== What you are asked to do ==
Without the images, write out all of the following entries exactly.

____

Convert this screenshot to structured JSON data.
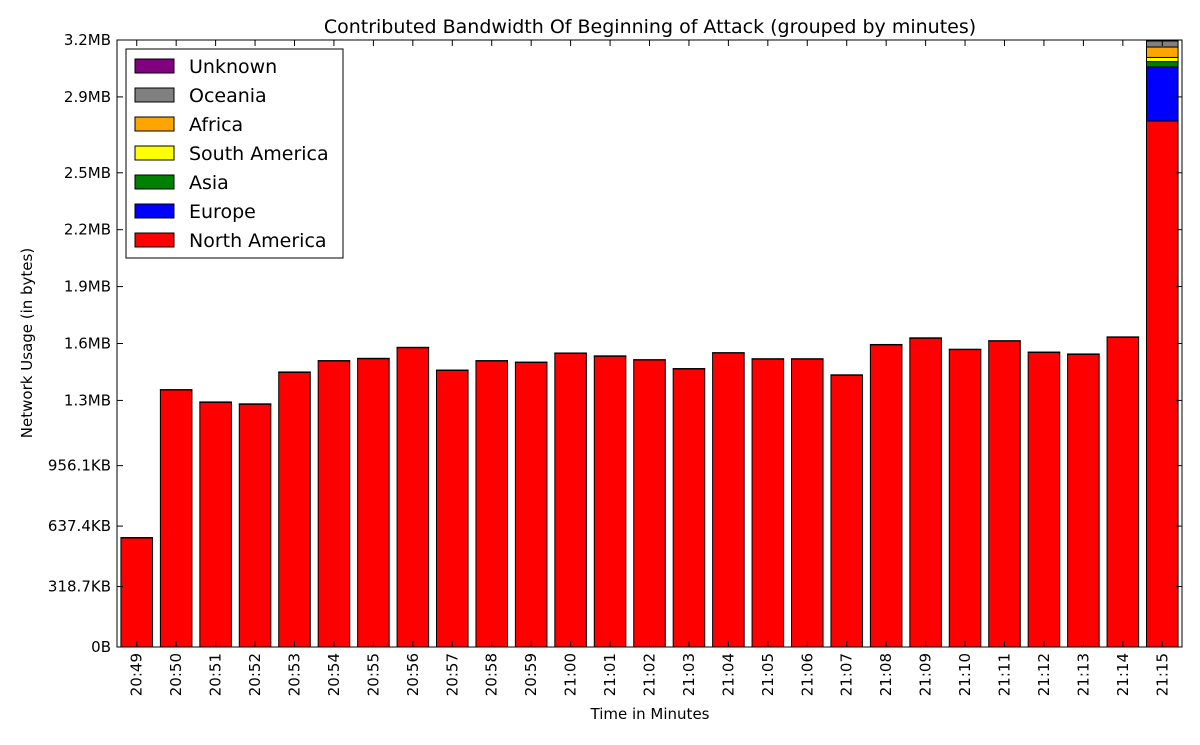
{
  "chart_data": {
    "type": "bar",
    "stacked": true,
    "title": "Contributed Bandwidth Of Beginning of Attack (grouped by minutes)",
    "xlabel": "Time in Minutes",
    "ylabel": "Network Usage (in bytes)",
    "ylim": [
      0,
      3200000
    ],
    "y_ticks": [
      {
        "value": 0,
        "label": "0B"
      },
      {
        "value": 318700,
        "label": "318.7KB"
      },
      {
        "value": 637400,
        "label": "637.4KB"
      },
      {
        "value": 956100,
        "label": "956.1KB"
      },
      {
        "value": 1300000,
        "label": "1.3MB"
      },
      {
        "value": 1600000,
        "label": "1.6MB"
      },
      {
        "value": 1900000,
        "label": "1.9MB"
      },
      {
        "value": 2200000,
        "label": "2.2MB"
      },
      {
        "value": 2500000,
        "label": "2.5MB"
      },
      {
        "value": 2900000,
        "label": "2.9MB"
      },
      {
        "value": 3200000,
        "label": "3.2MB"
      }
    ],
    "categories": [
      "20:49",
      "20:50",
      "20:51",
      "20:52",
      "20:53",
      "20:54",
      "20:55",
      "20:56",
      "20:57",
      "20:58",
      "20:59",
      "21:00",
      "21:01",
      "21:02",
      "21:03",
      "21:04",
      "21:05",
      "21:06",
      "21:07",
      "21:08",
      "21:09",
      "21:10",
      "21:11",
      "21:12",
      "21:13",
      "21:14",
      "21:15"
    ],
    "legend_position": "top-left",
    "legend_order": [
      "Unknown",
      "Oceania",
      "Africa",
      "South America",
      "Asia",
      "Europe",
      "North America"
    ],
    "series": [
      {
        "name": "North America",
        "color": "#ff0000",
        "values": [
          575000,
          1355000,
          1290000,
          1280000,
          1448000,
          1508000,
          1520000,
          1578000,
          1458000,
          1508000,
          1500000,
          1548000,
          1533000,
          1513000,
          1466000,
          1550000,
          1518000,
          1518000,
          1433000,
          1593000,
          1628000,
          1568000,
          1613000,
          1553000,
          1543000,
          1633000,
          2773000
        ]
      },
      {
        "name": "Europe",
        "color": "#0000ff",
        "values": [
          0,
          0,
          0,
          0,
          0,
          0,
          0,
          0,
          0,
          0,
          0,
          0,
          0,
          0,
          0,
          0,
          0,
          0,
          0,
          0,
          0,
          0,
          0,
          0,
          0,
          0,
          285000
        ]
      },
      {
        "name": "Asia",
        "color": "#008000",
        "values": [
          0,
          0,
          0,
          0,
          0,
          0,
          0,
          0,
          0,
          0,
          0,
          0,
          0,
          0,
          0,
          0,
          0,
          0,
          0,
          0,
          0,
          0,
          0,
          0,
          0,
          0,
          28000
        ]
      },
      {
        "name": "South America",
        "color": "#ffff00",
        "values": [
          0,
          0,
          0,
          0,
          0,
          0,
          0,
          0,
          0,
          0,
          0,
          0,
          0,
          0,
          0,
          0,
          0,
          0,
          0,
          0,
          0,
          0,
          0,
          0,
          0,
          0,
          22000
        ]
      },
      {
        "name": "Africa",
        "color": "#ffa500",
        "values": [
          0,
          0,
          0,
          0,
          0,
          0,
          0,
          0,
          0,
          0,
          0,
          0,
          0,
          0,
          0,
          0,
          0,
          0,
          0,
          0,
          0,
          0,
          0,
          0,
          0,
          0,
          55000
        ]
      },
      {
        "name": "Oceania",
        "color": "#808080",
        "values": [
          2000,
          2000,
          2000,
          2000,
          2000,
          2000,
          2000,
          2000,
          2000,
          2000,
          2000,
          2000,
          2000,
          2000,
          2000,
          2000,
          2000,
          2000,
          2000,
          2000,
          2000,
          2000,
          2000,
          2000,
          2000,
          2000,
          32000
        ]
      },
      {
        "name": "Unknown",
        "color": "#800080",
        "values": [
          0,
          0,
          0,
          0,
          0,
          0,
          0,
          0,
          0,
          0,
          0,
          0,
          0,
          0,
          0,
          0,
          0,
          0,
          0,
          0,
          0,
          0,
          0,
          0,
          0,
          0,
          2000
        ]
      }
    ]
  }
}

____

== Final result ==
Convert this screenshot to structured JSON data.
{
  "chart_data": {
    "type": "bar",
    "stacked": true,
    "title": "Contributed Bandwidth Of Beginning of Attack (grouped by minutes)",
    "xlabel": "Time in Minutes",
    "ylabel": "Network Usage (in bytes)",
    "ylim": [
      0,
      3200000
    ],
    "y_ticks": [
      {
        "value": 0,
        "label": "0B"
      },
      {
        "value": 318700,
        "label": "318.7KB"
      },
      {
        "value": 637400,
        "label": "637.4KB"
      },
      {
        "value": 956100,
        "label": "956.1KB"
      },
      {
        "value": 1300000,
        "label": "1.3MB"
      },
      {
        "value": 1600000,
        "label": "1.6MB"
      },
      {
        "value": 1900000,
        "label": "1.9MB"
      },
      {
        "value": 2200000,
        "label": "2.2MB"
      },
      {
        "value": 2500000,
        "label": "2.5MB"
      },
      {
        "value": 2900000,
        "label": "2.9MB"
      },
      {
        "value": 3200000,
        "label": "3.2MB"
      }
    ],
    "categories": [
      "20:49",
      "20:50",
      "20:51",
      "20:52",
      "20:53",
      "20:54",
      "20:55",
      "20:56",
      "20:57",
      "20:58",
      "20:59",
      "21:00",
      "21:01",
      "21:02",
      "21:03",
      "21:04",
      "21:05",
      "21:06",
      "21:07",
      "21:08",
      "21:09",
      "21:10",
      "21:11",
      "21:12",
      "21:13",
      "21:14",
      "21:15"
    ],
    "legend_position": "top-left",
    "legend_order": [
      "Unknown",
      "Oceania",
      "Africa",
      "South America",
      "Asia",
      "Europe",
      "North America"
    ],
    "series": [
      {
        "name": "North America",
        "color": "#ff0000",
        "values": [
          575000,
          1355000,
          1290000,
          1280000,
          1448000,
          1508000,
          1520000,
          1578000,
          1458000,
          1508000,
          1500000,
          1548000,
          1533000,
          1513000,
          1466000,
          1550000,
          1518000,
          1518000,
          1433000,
          1593000,
          1628000,
          1568000,
          1613000,
          1553000,
          1543000,
          1633000,
          2773000
        ]
      },
      {
        "name": "Europe",
        "color": "#0000ff",
        "values": [
          0,
          0,
          0,
          0,
          0,
          0,
          0,
          0,
          0,
          0,
          0,
          0,
          0,
          0,
          0,
          0,
          0,
          0,
          0,
          0,
          0,
          0,
          0,
          0,
          0,
          0,
          285000
        ]
      },
      {
        "name": "Asia",
        "color": "#008000",
        "values": [
          0,
          0,
          0,
          0,
          0,
          0,
          0,
          0,
          0,
          0,
          0,
          0,
          0,
          0,
          0,
          0,
          0,
          0,
          0,
          0,
          0,
          0,
          0,
          0,
          0,
          0,
          28000
        ]
      },
      {
        "name": "South America",
        "color": "#ffff00",
        "values": [
          0,
          0,
          0,
          0,
          0,
          0,
          0,
          0,
          0,
          0,
          0,
          0,
          0,
          0,
          0,
          0,
          0,
          0,
          0,
          0,
          0,
          0,
          0,
          0,
          0,
          0,
          22000
        ]
      },
      {
        "name": "Africa",
        "color": "#ffa500",
        "values": [
          0,
          0,
          0,
          0,
          0,
          0,
          0,
          0,
          0,
          0,
          0,
          0,
          0,
          0,
          0,
          0,
          0,
          0,
          0,
          0,
          0,
          0,
          0,
          0,
          0,
          0,
          55000
        ]
      },
      {
        "name": "Oceania",
        "color": "#808080",
        "values": [
          2000,
          2000,
          2000,
          2000,
          2000,
          2000,
          2000,
          2000,
          2000,
          2000,
          2000,
          2000,
          2000,
          2000,
          2000,
          2000,
          2000,
          2000,
          2000,
          2000,
          2000,
          2000,
          2000,
          2000,
          2000,
          2000,
          32000
        ]
      },
      {
        "name": "Unknown",
        "color": "#800080",
        "values": [
          0,
          0,
          0,
          0,
          0,
          0,
          0,
          0,
          0,
          0,
          0,
          0,
          0,
          0,
          0,
          0,
          0,
          0,
          0,
          0,
          0,
          0,
          0,
          0,
          0,
          0,
          2000
        ]
      }
    ]
  }
}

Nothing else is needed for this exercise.